(Saved entries)
####################

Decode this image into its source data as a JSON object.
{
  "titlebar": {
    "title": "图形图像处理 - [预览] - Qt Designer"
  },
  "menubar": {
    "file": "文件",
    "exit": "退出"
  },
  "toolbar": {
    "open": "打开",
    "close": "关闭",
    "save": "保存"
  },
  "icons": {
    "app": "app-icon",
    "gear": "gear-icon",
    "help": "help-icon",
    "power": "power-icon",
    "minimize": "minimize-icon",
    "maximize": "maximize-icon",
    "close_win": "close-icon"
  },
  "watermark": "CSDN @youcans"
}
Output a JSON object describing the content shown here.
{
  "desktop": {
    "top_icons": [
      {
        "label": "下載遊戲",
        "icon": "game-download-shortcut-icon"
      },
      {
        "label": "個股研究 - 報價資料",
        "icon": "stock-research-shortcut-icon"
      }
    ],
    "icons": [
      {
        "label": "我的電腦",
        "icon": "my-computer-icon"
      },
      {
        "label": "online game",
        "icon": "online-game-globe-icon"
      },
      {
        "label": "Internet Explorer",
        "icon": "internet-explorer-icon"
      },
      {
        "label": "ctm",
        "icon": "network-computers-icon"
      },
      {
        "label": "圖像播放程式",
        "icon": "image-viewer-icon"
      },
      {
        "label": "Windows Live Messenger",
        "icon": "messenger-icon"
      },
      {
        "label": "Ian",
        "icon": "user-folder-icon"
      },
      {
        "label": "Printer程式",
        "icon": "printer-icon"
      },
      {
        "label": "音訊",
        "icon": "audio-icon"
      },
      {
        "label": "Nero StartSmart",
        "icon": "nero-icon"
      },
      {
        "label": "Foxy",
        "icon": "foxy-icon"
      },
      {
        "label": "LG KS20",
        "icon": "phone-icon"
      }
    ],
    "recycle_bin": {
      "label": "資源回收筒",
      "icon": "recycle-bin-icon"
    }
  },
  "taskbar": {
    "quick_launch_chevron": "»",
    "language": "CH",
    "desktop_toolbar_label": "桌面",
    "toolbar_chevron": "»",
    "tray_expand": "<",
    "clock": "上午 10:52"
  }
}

####################

**TASK PROMPT:** Scan the records for the string "image". Copy each line in which it appears.

**THE SOLUTION:**
Decode this image into its source data as a JSON object.
        "icon": "image-viewer-icon"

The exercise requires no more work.